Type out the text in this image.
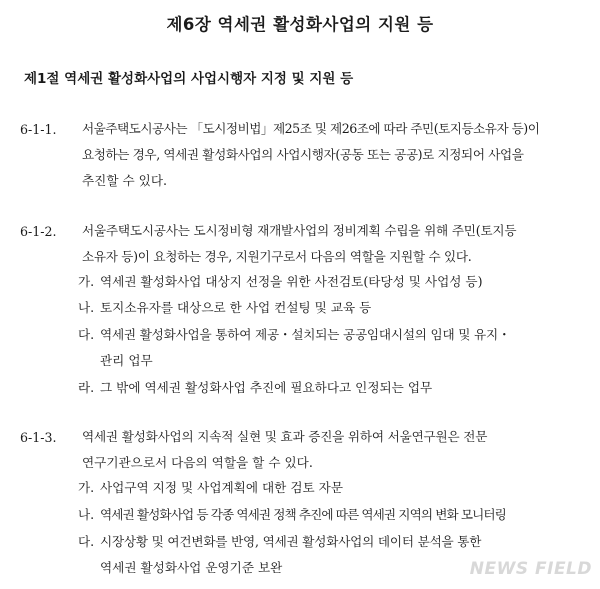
제6장 역세권 활성화사업의 지원 등
제1절 역세권 활성화사업의 사업시행자 지정 및 지원 등
6-1-1. 서울주택도시공사는 「도시정비법」제25조 및 제26조에 따라 주민(토지등소유자 등)이
요청하는 경우, 역세권 활성화사업의 사업시행자(공동 또는 공공)로 지정되어 사업을
추진할 수 있다.
6-1-2. 서울주택도시공사는 도시정비형 재개발사업의 정비계획 수립을 위해 주민(토지등
소유자 등)이 요청하는 경우, 지원기구로서 다음의 역할을 지원할 수 있다.
가. 역세권 활성화사업 대상지 선정을 위한 사전검토(타당성 및 사업성 등)
나. 토지소유자를 대상으로 한 사업 컨설팅 및 교육 등
다. 역세권 활성화사업을 통하여 제공・설치되는 공공임대시설의 임대 및 유지・
관리 업무
라. 그 밖에 역세권 활성화사업 추진에 필요하다고 인정되는 업무
6-1-3. 역세권 활성화사업의 지속적 실현 및 효과 증진을 위하여 서울연구원은 전문
연구기관으로서 다음의 역할을 할 수 있다.
가. 사업구역 지정 및 사업계획에 대한 검토 자문
나. 역세권 활성화사업 등 각종 역세권 정책 추진에 따른 역세권 지역의 변화 모니터링
다. 시장상황 및 여건변화를 반영, 역세권 활성화사업의 데이터 분석을 통한
역세권 활성화사업 운영기준 보완	NEWS FIELD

■ ■ ■ ■

=== Written problem ===
Take every line from the data above that holds "요청하는" and copy it out.

=== The solution ===
요청하는 경우, 역세권 활성화사업의 사업시행자(공동 또는 공공)로 지정되어 사업을
소유자 등)이 요청하는 경우, 지원기구로서 다음의 역할을 지원할 수 있다.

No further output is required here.